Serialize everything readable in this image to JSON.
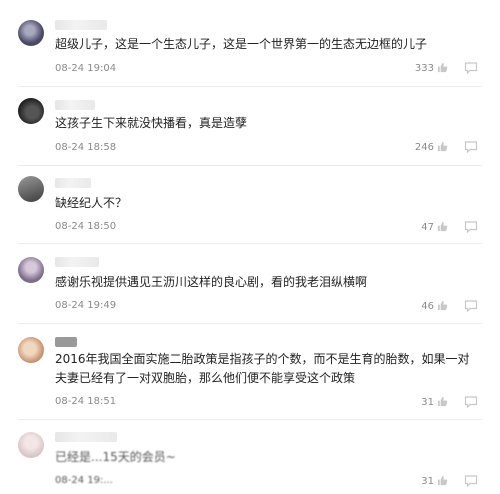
{
  "comments": [
    {
      "text": "超级儿子，这是一个生态儿子，这是一个世界第一的生态无边框的儿子",
      "time": "08-24 19:04",
      "likes": "333",
      "avatar_color": "#4a4a66"
    },
    {
      "text": "这孩子生下来就没快播看，真是造孽",
      "time": "08-24 18:58",
      "likes": "246",
      "avatar_color": "#2e2e2e"
    },
    {
      "text": "缺经纪人不？",
      "time": "08-24 18:50",
      "likes": "47",
      "avatar_color": "#5a5a5a"
    },
    {
      "text": "感谢乐视提供遇见王沥川这样的良心剧，看的我老泪纵横啊",
      "time": "08-24 19:49",
      "likes": "46",
      "avatar_color": "#7c6c8c"
    },
    {
      "text": "2016年我国全面实施二胎政策是指孩子的个数，而不是生育的胎数，如果一对夫妻已经有了一对双胞胎，那么他们便不能享受这个政策",
      "time": "08-24 18:51",
      "likes": "31",
      "avatar_color": "#c58b6a"
    },
    {
      "text": "已经是...15天的会员~",
      "time": "08-24 19:...",
      "likes": "31",
      "avatar_color": "#d9c4c4"
    }
  ],
  "icons": {
    "like": "thumbs-up-icon",
    "more": "comment-more-icon"
  }
}
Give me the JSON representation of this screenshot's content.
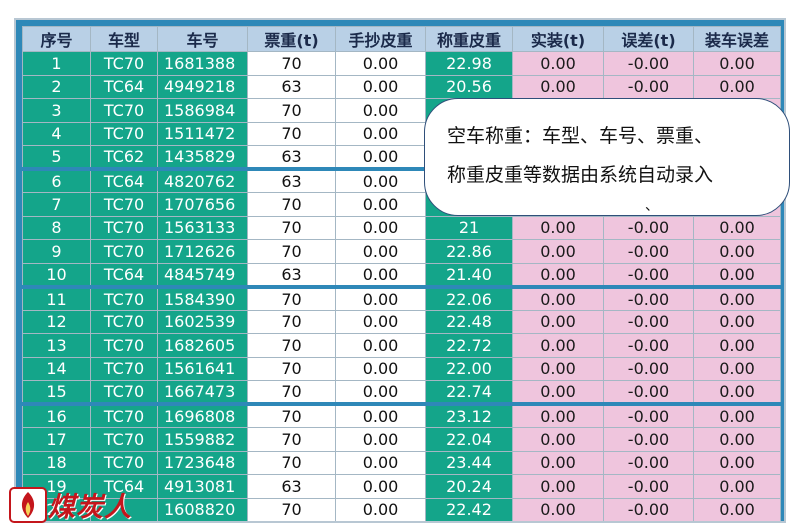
{
  "columns": [
    "序号",
    "车型",
    "车号",
    "票重(t)",
    "手抄皮重",
    "称重皮重",
    "实装(t)",
    "误差(t)",
    "装车误差"
  ],
  "rows": [
    [
      "1",
      "TC70",
      "1681388",
      "70",
      "0.00",
      "22.98",
      "0.00",
      "-0.00",
      "0.00"
    ],
    [
      "2",
      "TC64",
      "4949218",
      "63",
      "0.00",
      "20.56",
      "0.00",
      "-0.00",
      "0.00"
    ],
    [
      "3",
      "TC70",
      "1586984",
      "70",
      "0.00",
      "",
      "",
      "",
      ""
    ],
    [
      "4",
      "TC70",
      "1511472",
      "70",
      "0.00",
      "",
      "",
      "",
      ""
    ],
    [
      "5",
      "TC62",
      "1435829",
      "63",
      "0.00",
      "",
      "",
      "",
      ""
    ],
    [
      "6",
      "TC64",
      "4820762",
      "63",
      "0.00",
      "",
      "",
      "",
      ""
    ],
    [
      "7",
      "TC70",
      "1707656",
      "70",
      "0.00",
      "",
      "",
      "",
      ""
    ],
    [
      "8",
      "TC70",
      "1563133",
      "70",
      "0.00",
      "21",
      "0.00",
      "-0.00",
      "0.00"
    ],
    [
      "9",
      "TC70",
      "1712626",
      "70",
      "0.00",
      "22.86",
      "0.00",
      "-0.00",
      "0.00"
    ],
    [
      "10",
      "TC64",
      "4845749",
      "63",
      "0.00",
      "21.40",
      "0.00",
      "-0.00",
      "0.00"
    ],
    [
      "11",
      "TC70",
      "1584390",
      "70",
      "0.00",
      "22.06",
      "0.00",
      "-0.00",
      "0.00"
    ],
    [
      "12",
      "TC70",
      "1602539",
      "70",
      "0.00",
      "22.48",
      "0.00",
      "-0.00",
      "0.00"
    ],
    [
      "13",
      "TC70",
      "1682605",
      "70",
      "0.00",
      "22.72",
      "0.00",
      "-0.00",
      "0.00"
    ],
    [
      "14",
      "TC70",
      "1561641",
      "70",
      "0.00",
      "22.00",
      "0.00",
      "-0.00",
      "0.00"
    ],
    [
      "15",
      "TC70",
      "1667473",
      "70",
      "0.00",
      "22.74",
      "0.00",
      "-0.00",
      "0.00"
    ],
    [
      "16",
      "TC70",
      "1696808",
      "70",
      "0.00",
      "23.12",
      "0.00",
      "-0.00",
      "0.00"
    ],
    [
      "17",
      "TC70",
      "1559882",
      "70",
      "0.00",
      "22.04",
      "0.00",
      "-0.00",
      "0.00"
    ],
    [
      "18",
      "TC70",
      "1723648",
      "70",
      "0.00",
      "23.44",
      "0.00",
      "-0.00",
      "0.00"
    ],
    [
      "19",
      "TC64",
      "4913081",
      "63",
      "0.00",
      "20.24",
      "0.00",
      "-0.00",
      "0.00"
    ],
    [
      "20",
      "",
      "1608820",
      "70",
      "0.00",
      "22.42",
      "0.00",
      "-0.00",
      "0.00"
    ]
  ],
  "callout": {
    "line1": "空车称重：车型、车号、票重、",
    "line2": "称重皮重等数据由系统自动录入",
    "mark": "、"
  },
  "watermark": {
    "text": "煤炭人"
  },
  "colors": {
    "frame": "#2e88b8",
    "header": "#b9d0e6",
    "green_cells": "#14a58a",
    "pink_cells": "#efc5dd",
    "white_cells": "#ffffff",
    "logo_red": "#c4161c"
  }
}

» Request: Identify and copy lines that hold the string "time".

» Result of this task:
      "time": "08-24 19:04",
      "time": "08-24 18:58",
      "time": "08-24 18:50",
      "time": "08-24 19:49",
      "time": "08-24 18:51",
      "time": "08-24 19:...",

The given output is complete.